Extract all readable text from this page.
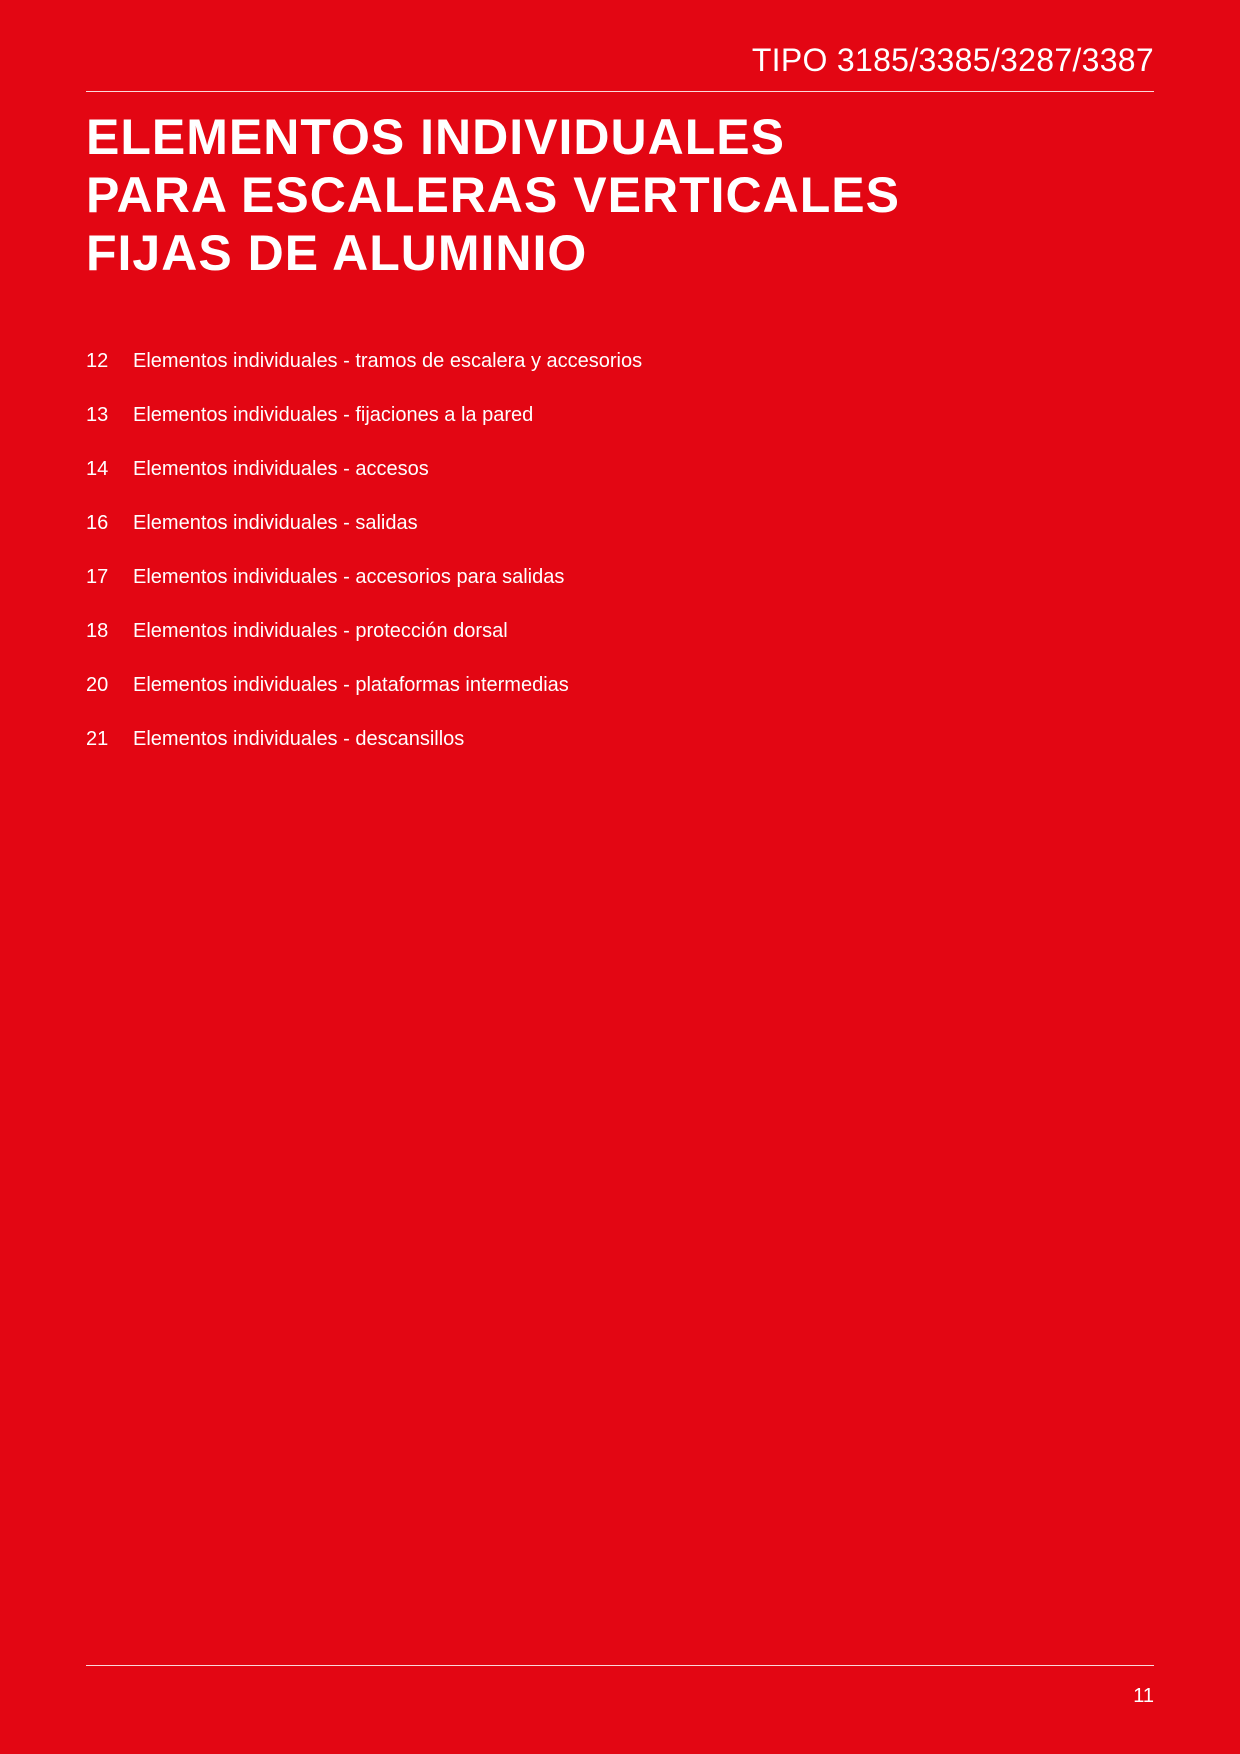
TIPO 3185/3385/3287/3387
ELEMENTOS INDIVIDUALES
PARA ESCALERAS VERTICALES
FIJAS DE ALUMINIO
12	Elementos individuales - tramos de escalera y accesorios
13	Elementos individuales - fijaciones a la pared
14	Elementos individuales - accesos
16	Elementos individuales - salidas
17	Elementos individuales - accesorios para salidas
18	Elementos individuales - protección dorsal
20	Elementos individuales - plataformas intermedias
21	Elementos individuales - descansillos
11
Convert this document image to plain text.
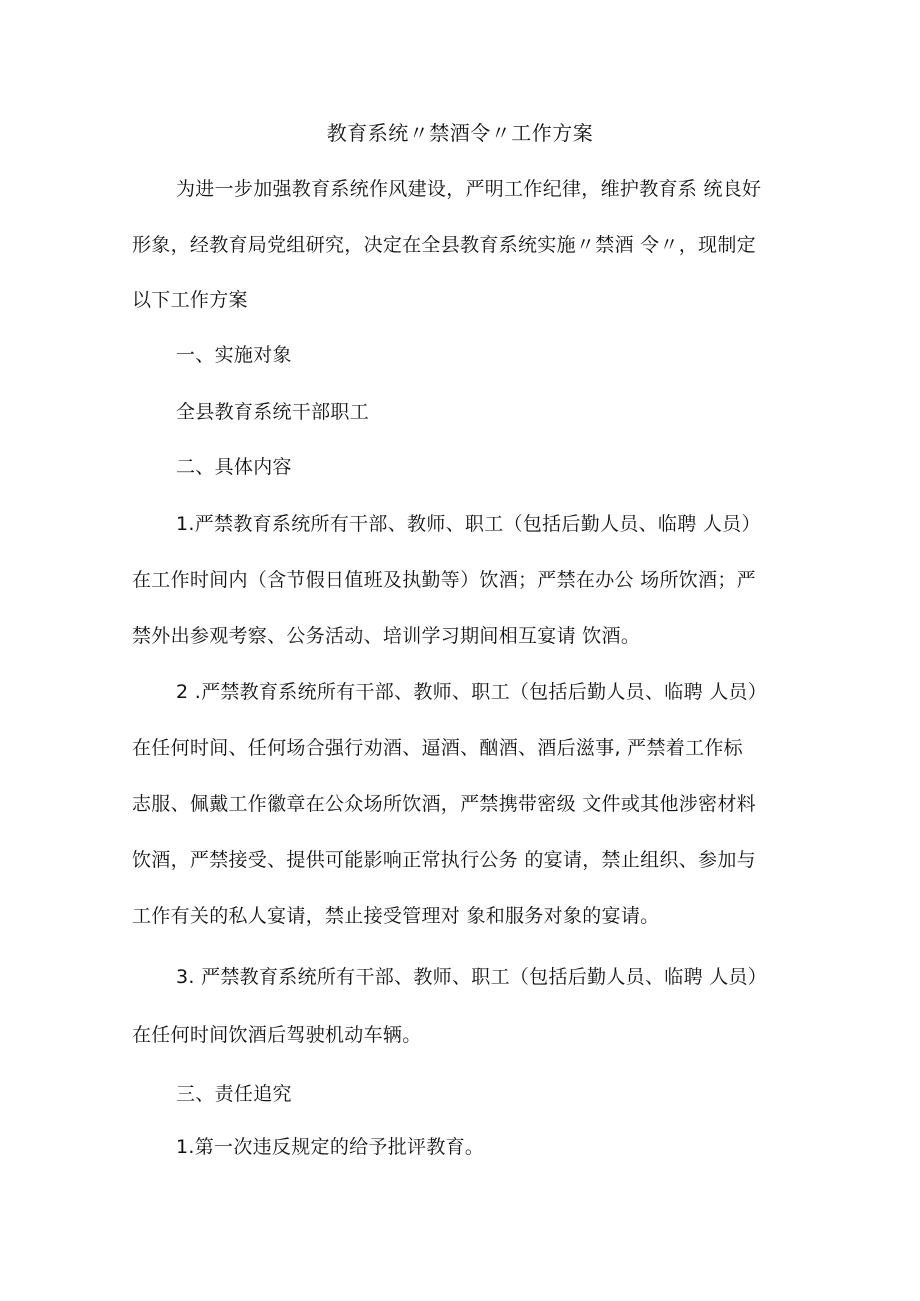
教育系统〃禁酒令〃工作方案
为进一步加强教育系统作风建设，严明工作纪律，维护教育系 统良好
形象，经教育局党组研究，决定在全县教育系统实施〃禁酒 令〃，现制定
以下工作方案
一、实施对象
全县教育系统干部职工
二、具体内容
1.严禁教育系统所有干部、教师、职工（包括后勤人员、临聘 人员）
在工作时间内（含节假日值班及执勤等）饮酒；严禁在办公 场所饮酒；严
禁外出参观考察、公务活动、培训学习期间相互宴请 饮酒。
2 .严禁教育系统所有干部、教师、职工（包括后勤人员、临聘 人员）
在任何时间、任何场合强行劝酒、逼酒、酗酒、酒后滋事, 严禁着工作标
志服、佩戴工作徽章在公众场所饮酒，严禁携带密级 文件或其他涉密材料
饮酒，严禁接受、提供可能影响正常执行公务 的宴请，禁止组织、参加与
工作有关的私人宴请，禁止接受管理对 象和服务对象的宴请。
3. 严禁教育系统所有干部、教师、职工（包括后勤人员、临聘 人员）
在任何时间饮酒后驾驶机动车辆。
三、责任追究
1.第一次违反规定的给予批评教育。
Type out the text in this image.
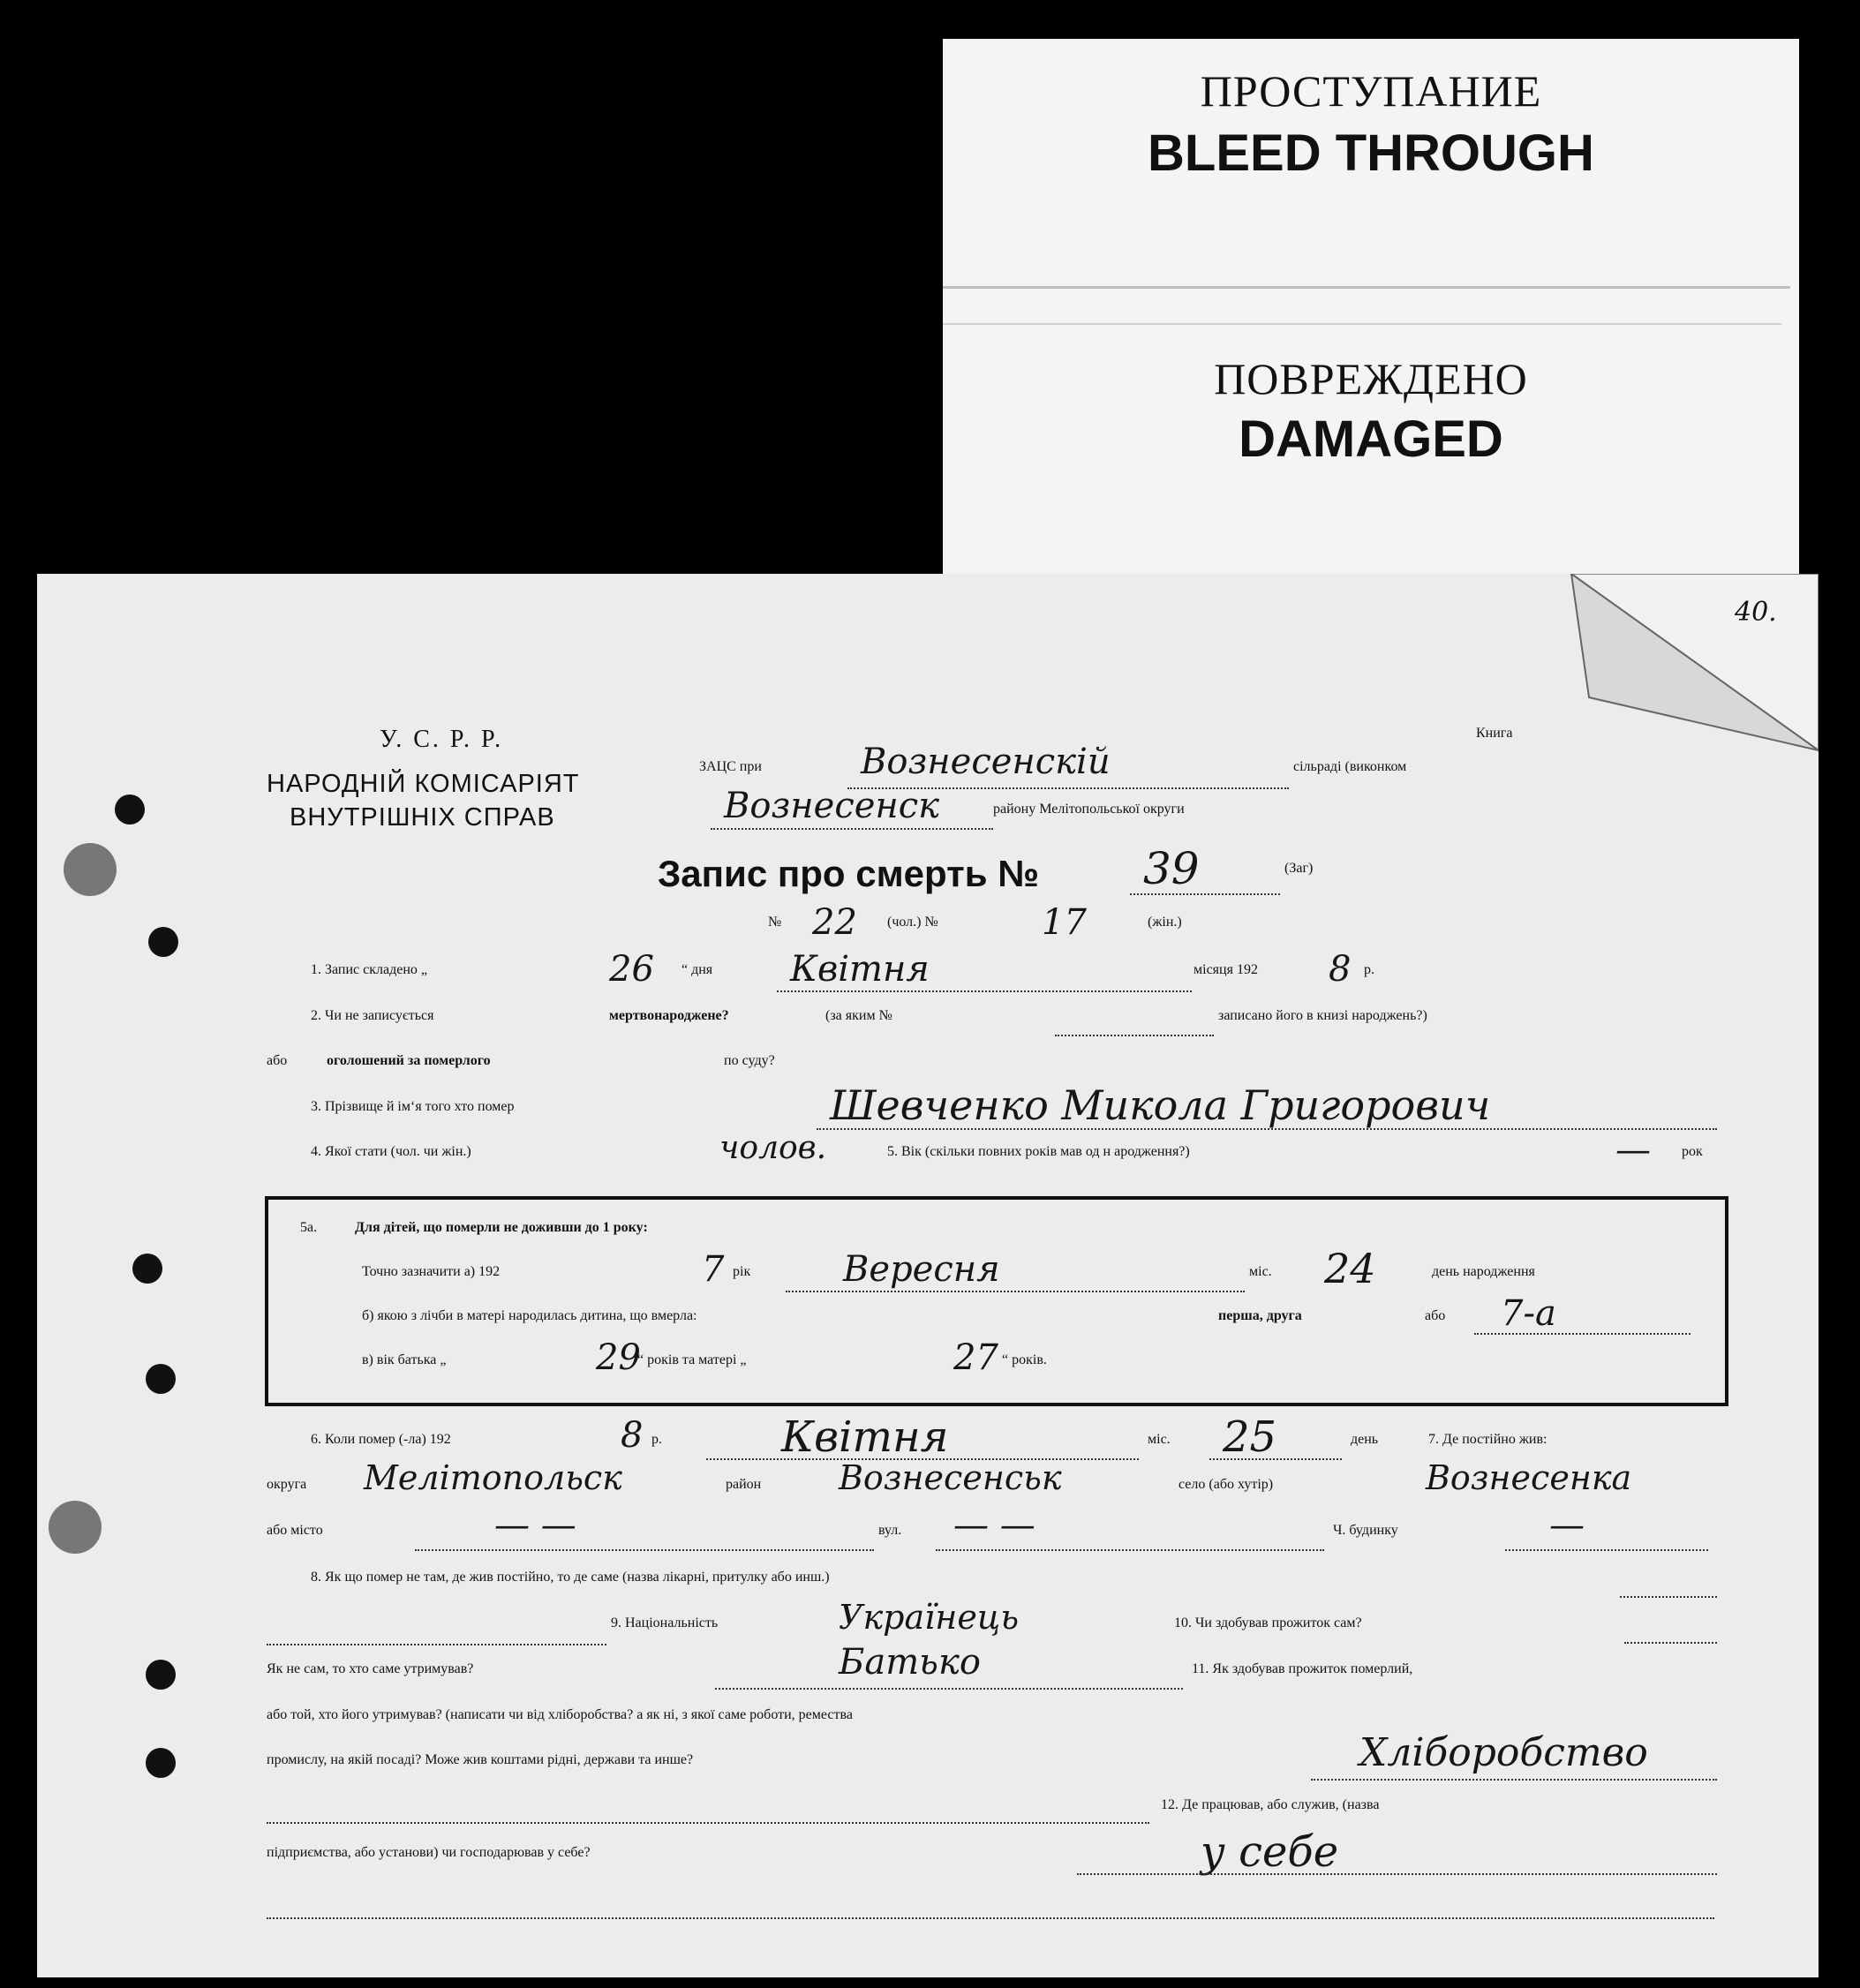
ПРОСТУПАНИЕ
BLEED THROUGH
ПОВРЕЖДЕНО
DAMAGED
40.
У. С. Р. Р.
НАРОДНІЙ КОМІСАРІЯТ
ВНУТРІШНІХ СПРАВ
Книга
ЗАЦС при	Вознесенскій	сільраді (виконком
Вознесенск	району Мелітопольської округи
Запис про смерть № 39	(Заг)
№ 22 (чол.) №	17	(жін.)
1. Запис складено „	26 “ дня Квітня	місяця 192 8 р.
2. Чи не записується	мертвонароджене?	(за яким №	записано його в книзі народжень?)
або	оголошений за померлого	по суду?
3. Прізвище й ім‘я того хто помер	Шевченко Микола Григорович
4. Якої стати (чол. чи жін.)	чолов.	5. Вік (скільки повних років мав од н ародження?)	— рок
5а.	Для дітей, що померли не доживши до 1 року:
Точно зазначити а) 192	7 рік	Вересня	міс. 24	день народження
б) якою з лічби в матері народилась дитина, що вмерла:	перша, друга	або 7-а
в) вік батька „	29
“ років та матері „	27 “ років.
6. Коли помер (-ла) 192	8 р.	Квітня	міс. 25	день	7. Де постійно жив:
округа Мелітопольск	район Вознесенськ	село (або хутір)	Вознесенка
або місто	— —	вул. — —	Ч. будинку	—
8. Як що помер не там, де жив постійно, то де саме (назва лікарні, притулку або инш.)
9. Національність	Українець	10. Чи здобував прожиток сам?
Як не сам, то хто саме утримував?	Батько	11. Як здобував прожиток померлий,
або той, хто його утримував? (написати чи від хліборобства? а як ні, з якої саме роботи, ремества
промислу, на якій посаді? Може жив коштами рідні, держави та инше?	Хліборобство
12. Де працював, або служив, (назва
підприємства, або установи) чи господарював у себе?	у себе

- **Given instruction**: Exactly reproduce each record, leaving out any pictures.

- **Exercise response**:
Extract all readable text from this page.
TIPO 3185/3385/3287/3387
ELEMENTOS INDIVIDUALES
PARA ESCALERAS VERTICALES
FIJAS DE ALUMINIO
12	Elementos individuales - tramos de escalera y accesorios
13	Elementos individuales - fijaciones a la pared
14	Elementos individuales - accesos
16	Elementos individuales - salidas
17	Elementos individuales - accesorios para salidas
18	Elementos individuales - protección dorsal
20	Elementos individuales - plataformas intermedias
21	Elementos individuales - descansillos
11
Convert this document image to plain text.
教育系统〃禁酒令〃工作方案
为进一步加强教育系统作风建设，严明工作纪律，维护教育系 统良好
形象，经教育局党组研究，决定在全县教育系统实施〃禁酒 令〃，现制定
以下工作方案
一、实施对象
全县教育系统干部职工
二、具体内容
1.严禁教育系统所有干部、教师、职工（包括后勤人员、临聘 人员）
在工作时间内（含节假日值班及执勤等）饮酒；严禁在办公 场所饮酒；严
禁外出参观考察、公务活动、培训学习期间相互宴请 饮酒。
2 .严禁教育系统所有干部、教师、职工（包括后勤人员、临聘 人员）
在任何时间、任何场合强行劝酒、逼酒、酗酒、酒后滋事, 严禁着工作标
志服、佩戴工作徽章在公众场所饮酒，严禁携带密级 文件或其他涉密材料
饮酒，严禁接受、提供可能影响正常执行公务 的宴请，禁止组织、参加与
工作有关的私人宴请，禁止接受管理对 象和服务对象的宴请。
3. 严禁教育系统所有干部、教师、职工（包括后勤人员、临聘 人员）
在任何时间饮酒后驾驶机动车辆。
三、责任追究
1.第一次违反规定的给予批评教育。
Type out the text in this image.
ПРОСТУПАНИЕ
BLEED THROUGH
ПОВРЕЖДЕНО
DAMAGED
40.
У. С. Р. Р.
НАРОДНІЙ КОМІСАРІЯТ
ВНУТРІШНІХ СПРАВ
Книга
ЗАЦС при	Вознесенскій	сільраді (виконком
Вознесенск	району Мелітопольської округи
Запис про смерть № 39	(Заг)
№ 22 (чол.) №	17	(жін.)
1. Запис складено „	26 “ дня Квітня	місяця 192 8 р.
2. Чи не записується	мертвонароджене?	(за яким №	записано його в книзі народжень?)
або	оголошений за померлого	по суду?
3. Прізвище й ім‘я того хто помер	Шевченко Микола Григорович
4. Якої стати (чол. чи жін.)	чолов.	5. Вік (скільки повних років мав од н ародження?)	— рок
5а.	Для дітей, що померли не доживши до 1 року:
Точно зазначити а) 192	7 рік	Вересня	міс. 24	день народження
б) якою з лічби в матері народилась дитина, що вмерла:	перша, друга	або 7-а
в) вік батька „	29
“ років та матері „	27 “ років.
6. Коли помер (-ла) 192	8 р.	Квітня	міс. 25	день	7. Де постійно жив:
округа Мелітопольск	район Вознесенськ	село (або хутір)	Вознесенка
або місто	— —	вул. — —	Ч. будинку	—
8. Як що помер не там, де жив постійно, то де саме (назва лікарні, притулку або инш.)
9. Національність	Українець	10. Чи здобував прожиток сам?
Як не сам, то хто саме утримував?	Батько	11. Як здобував прожиток померлий,
або той, хто його утримував? (написати чи від хліборобства? а як ні, з якої саме роботи, ремества
промислу, на якій посаді? Може жив коштами рідні, держави та инше?	Хліборобство
12. Де працював, або служив, (назва
підприємства, або установи) чи господарював у себе?	у себе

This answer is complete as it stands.